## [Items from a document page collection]
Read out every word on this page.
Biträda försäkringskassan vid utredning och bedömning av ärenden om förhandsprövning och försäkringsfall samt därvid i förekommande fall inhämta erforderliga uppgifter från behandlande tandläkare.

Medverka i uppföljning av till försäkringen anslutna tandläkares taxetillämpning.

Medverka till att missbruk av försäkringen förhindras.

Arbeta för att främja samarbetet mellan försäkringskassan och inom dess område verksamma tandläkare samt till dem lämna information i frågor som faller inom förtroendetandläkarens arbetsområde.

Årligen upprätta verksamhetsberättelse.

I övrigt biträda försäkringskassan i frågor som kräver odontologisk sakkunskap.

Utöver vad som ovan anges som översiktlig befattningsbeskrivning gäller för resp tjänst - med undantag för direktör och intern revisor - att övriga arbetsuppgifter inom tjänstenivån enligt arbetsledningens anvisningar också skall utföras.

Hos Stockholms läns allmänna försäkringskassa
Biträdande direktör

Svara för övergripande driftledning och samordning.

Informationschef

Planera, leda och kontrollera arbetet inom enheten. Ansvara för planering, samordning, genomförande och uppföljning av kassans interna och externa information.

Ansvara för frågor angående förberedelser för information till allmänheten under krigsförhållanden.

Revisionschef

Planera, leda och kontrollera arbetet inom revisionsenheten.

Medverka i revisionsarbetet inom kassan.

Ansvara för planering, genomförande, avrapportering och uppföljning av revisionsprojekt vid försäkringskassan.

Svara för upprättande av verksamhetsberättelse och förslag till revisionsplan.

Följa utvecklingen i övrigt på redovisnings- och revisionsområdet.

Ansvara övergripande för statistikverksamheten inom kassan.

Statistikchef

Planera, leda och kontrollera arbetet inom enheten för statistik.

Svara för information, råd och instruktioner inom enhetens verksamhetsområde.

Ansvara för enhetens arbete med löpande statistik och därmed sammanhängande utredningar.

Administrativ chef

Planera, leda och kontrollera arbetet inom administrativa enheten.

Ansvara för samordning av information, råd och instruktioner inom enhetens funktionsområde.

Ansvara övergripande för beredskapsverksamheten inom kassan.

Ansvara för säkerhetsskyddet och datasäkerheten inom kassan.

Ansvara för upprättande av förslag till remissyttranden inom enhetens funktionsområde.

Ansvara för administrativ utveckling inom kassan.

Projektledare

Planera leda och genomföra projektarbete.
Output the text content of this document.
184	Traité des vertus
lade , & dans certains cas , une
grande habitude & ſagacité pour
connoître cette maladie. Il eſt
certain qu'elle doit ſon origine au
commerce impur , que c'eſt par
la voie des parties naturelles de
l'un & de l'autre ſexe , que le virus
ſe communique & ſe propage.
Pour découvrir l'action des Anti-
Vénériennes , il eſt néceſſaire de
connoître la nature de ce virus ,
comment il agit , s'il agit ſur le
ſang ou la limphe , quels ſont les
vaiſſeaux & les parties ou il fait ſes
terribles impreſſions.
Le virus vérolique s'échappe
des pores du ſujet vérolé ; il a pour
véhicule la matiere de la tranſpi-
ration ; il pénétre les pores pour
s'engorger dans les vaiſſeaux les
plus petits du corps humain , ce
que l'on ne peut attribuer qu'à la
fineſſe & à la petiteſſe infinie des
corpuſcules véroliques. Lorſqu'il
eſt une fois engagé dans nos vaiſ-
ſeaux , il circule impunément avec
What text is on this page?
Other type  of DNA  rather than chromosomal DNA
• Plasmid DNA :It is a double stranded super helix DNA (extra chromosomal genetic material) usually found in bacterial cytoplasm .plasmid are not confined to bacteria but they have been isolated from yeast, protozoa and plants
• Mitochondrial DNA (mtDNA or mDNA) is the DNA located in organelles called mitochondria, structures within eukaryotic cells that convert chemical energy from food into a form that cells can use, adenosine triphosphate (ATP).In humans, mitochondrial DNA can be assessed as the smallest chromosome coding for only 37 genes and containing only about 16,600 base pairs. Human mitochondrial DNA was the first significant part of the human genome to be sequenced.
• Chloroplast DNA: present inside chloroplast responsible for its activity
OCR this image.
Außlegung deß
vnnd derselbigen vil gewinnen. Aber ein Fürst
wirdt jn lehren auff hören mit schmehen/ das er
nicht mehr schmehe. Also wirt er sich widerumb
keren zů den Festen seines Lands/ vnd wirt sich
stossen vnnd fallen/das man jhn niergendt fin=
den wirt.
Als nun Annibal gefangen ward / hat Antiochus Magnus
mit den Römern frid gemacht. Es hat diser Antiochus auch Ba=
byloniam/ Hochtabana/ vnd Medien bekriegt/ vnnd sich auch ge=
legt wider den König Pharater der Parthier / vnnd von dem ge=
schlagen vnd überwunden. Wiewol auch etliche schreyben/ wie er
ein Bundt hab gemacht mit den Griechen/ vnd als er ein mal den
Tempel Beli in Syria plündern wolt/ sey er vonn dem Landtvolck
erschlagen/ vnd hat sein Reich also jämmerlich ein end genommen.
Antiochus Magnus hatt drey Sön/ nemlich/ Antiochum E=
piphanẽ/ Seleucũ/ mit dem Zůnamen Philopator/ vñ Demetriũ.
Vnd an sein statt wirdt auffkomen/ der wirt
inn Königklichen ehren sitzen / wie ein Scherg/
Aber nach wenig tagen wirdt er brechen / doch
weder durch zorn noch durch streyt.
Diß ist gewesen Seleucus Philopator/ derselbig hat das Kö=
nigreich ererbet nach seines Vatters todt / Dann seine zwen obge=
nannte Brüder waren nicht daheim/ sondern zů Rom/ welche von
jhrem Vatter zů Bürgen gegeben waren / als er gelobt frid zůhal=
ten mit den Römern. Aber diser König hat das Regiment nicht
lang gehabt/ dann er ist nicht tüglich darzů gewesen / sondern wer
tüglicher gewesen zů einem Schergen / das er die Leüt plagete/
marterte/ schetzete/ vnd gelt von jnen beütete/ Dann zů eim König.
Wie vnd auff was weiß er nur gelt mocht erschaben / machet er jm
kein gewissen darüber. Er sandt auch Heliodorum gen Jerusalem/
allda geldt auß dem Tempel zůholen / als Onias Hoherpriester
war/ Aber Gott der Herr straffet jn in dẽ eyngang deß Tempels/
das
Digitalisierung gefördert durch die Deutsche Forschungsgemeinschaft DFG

## [To do]
Reproduce the records exactly as they appear.

## [Result]
Read out every word on this page.
Biträda försäkringskassan vid utredning och bedömning av ärenden om förhandsprövning och försäkringsfall samt därvid i förekommande fall inhämta erforderliga uppgifter från behandlande tandläkare.

Medverka i uppföljning av till försäkringen anslutna tandläkares taxetillämpning.

Medverka till att missbruk av försäkringen förhindras.

Arbeta för att främja samarbetet mellan försäkringskassan och inom dess område verksamma tandläkare samt till dem lämna information i frågor som faller inom förtroendetandläkarens arbetsområde.

Årligen upprätta verksamhetsberättelse.

I övrigt biträda försäkringskassan i frågor som kräver odontologisk sakkunskap.

Utöver vad som ovan anges som översiktlig befattningsbeskrivning gäller för resp tjänst - med undantag för direktör och intern revisor - att övriga arbetsuppgifter inom tjänstenivån enligt arbetsledningens anvisningar också skall utföras.

Hos Stockholms läns allmänna försäkringskassa
Biträdande direktör

Svara för övergripande driftledning och samordning.

Informationschef

Planera, leda och kontrollera arbetet inom enheten. Ansvara för planering, samordning, genomförande och uppföljning av kassans interna och externa information.

Ansvara för frågor angående förberedelser för information till allmänheten under krigsförhållanden.

Revisionschef

Planera, leda och kontrollera arbetet inom revisionsenheten.

Medverka i revisionsarbetet inom kassan.

Ansvara för planering, genomförande, avrapportering och uppföljning av revisionsprojekt vid försäkringskassan.

Svara för upprättande av verksamhetsberättelse och förslag till revisionsplan.

Följa utvecklingen i övrigt på redovisnings- och revisionsområdet.

Ansvara övergripande för statistikverksamheten inom kassan.

Statistikchef

Planera, leda och kontrollera arbetet inom enheten för statistik.

Svara för information, råd och instruktioner inom enhetens verksamhetsområde.

Ansvara för enhetens arbete med löpande statistik och därmed sammanhängande utredningar.

Administrativ chef

Planera, leda och kontrollera arbetet inom administrativa enheten.

Ansvara för samordning av information, råd och instruktioner inom enhetens funktionsområde.

Ansvara övergripande för beredskapsverksamheten inom kassan.

Ansvara för säkerhetsskyddet och datasäkerheten inom kassan.

Ansvara för upprättande av förslag till remissyttranden inom enhetens funktionsområde.

Ansvara för administrativ utveckling inom kassan.

Projektledare

Planera leda och genomföra projektarbete.
Output the text content of this document.
184	Traité des vertus
lade , & dans certains cas , une
grande habitude & ſagacité pour
connoître cette maladie. Il eſt
certain qu'elle doit ſon origine au
commerce impur , que c'eſt par
la voie des parties naturelles de
l'un & de l'autre ſexe , que le virus
ſe communique & ſe propage.
Pour découvrir l'action des Anti-
Vénériennes , il eſt néceſſaire de
connoître la nature de ce virus ,
comment il agit , s'il agit ſur le
ſang ou la limphe , quels ſont les
vaiſſeaux & les parties ou il fait ſes
terribles impreſſions.
Le virus vérolique s'échappe
des pores du ſujet vérolé ; il a pour
véhicule la matiere de la tranſpi-
ration ; il pénétre les pores pour
s'engorger dans les vaiſſeaux les
plus petits du corps humain , ce
que l'on ne peut attribuer qu'à la
fineſſe & à la petiteſſe infinie des
corpuſcules véroliques. Lorſqu'il
eſt une fois engagé dans nos vaiſ-
ſeaux , il circule impunément avec
What text is on this page?
Other type  of DNA  rather than chromosomal DNA
• Plasmid DNA :It is a double stranded super helix DNA (extra chromosomal genetic material) usually found in bacterial cytoplasm .plasmid are not confined to bacteria but they have been isolated from yeast, protozoa and plants
• Mitochondrial DNA (mtDNA or mDNA) is the DNA located in organelles called mitochondria, structures within eukaryotic cells that convert chemical energy from food into a form that cells can use, adenosine triphosphate (ATP).In humans, mitochondrial DNA can be assessed as the smallest chromosome coding for only 37 genes and containing only about 16,600 base pairs. Human mitochondrial DNA was the first significant part of the human genome to be sequenced.
• Chloroplast DNA: present inside chloroplast responsible for its activity
OCR this image.
Außlegung deß
vnnd derselbigen vil gewinnen. Aber ein Fürst
wirdt jn lehren auff hören mit schmehen/ das er
nicht mehr schmehe. Also wirt er sich widerumb
keren zů den Festen seines Lands/ vnd wirt sich
stossen vnnd fallen/das man jhn niergendt fin=
den wirt.
Als nun Annibal gefangen ward / hat Antiochus Magnus
mit den Römern frid gemacht. Es hat diser Antiochus auch Ba=
byloniam/ Hochtabana/ vnd Medien bekriegt/ vnnd sich auch ge=
legt wider den König Pharater der Parthier / vnnd von dem ge=
schlagen vnd überwunden. Wiewol auch etliche schreyben/ wie er
ein Bundt hab gemacht mit den Griechen/ vnd als er ein mal den
Tempel Beli in Syria plündern wolt/ sey er vonn dem Landtvolck
erschlagen/ vnd hat sein Reich also jämmerlich ein end genommen.
Antiochus Magnus hatt drey Sön/ nemlich/ Antiochum E=
piphanẽ/ Seleucũ/ mit dem Zůnamen Philopator/ vñ Demetriũ.
Vnd an sein statt wirdt auffkomen/ der wirt
inn Königklichen ehren sitzen / wie ein Scherg/
Aber nach wenig tagen wirdt er brechen / doch
weder durch zorn noch durch streyt.
Diß ist gewesen Seleucus Philopator/ derselbig hat das Kö=
nigreich ererbet nach seines Vatters todt / Dann seine zwen obge=
nannte Brüder waren nicht daheim/ sondern zů Rom/ welche von
jhrem Vatter zů Bürgen gegeben waren / als er gelobt frid zůhal=
ten mit den Römern. Aber diser König hat das Regiment nicht
lang gehabt/ dann er ist nicht tüglich darzů gewesen / sondern wer
tüglicher gewesen zů einem Schergen / das er die Leüt plagete/
marterte/ schetzete/ vnd gelt von jnen beütete/ Dann zů eim König.
Wie vnd auff was weiß er nur gelt mocht erschaben / machet er jm
kein gewissen darüber. Er sandt auch Heliodorum gen Jerusalem/
allda geldt auß dem Tempel zůholen / als Onias Hoherpriester
war/ Aber Gott der Herr straffet jn in dẽ eyngang deß Tempels/
das
Digitalisierung gefördert durch die Deutsche Forschungsgemeinschaft DFG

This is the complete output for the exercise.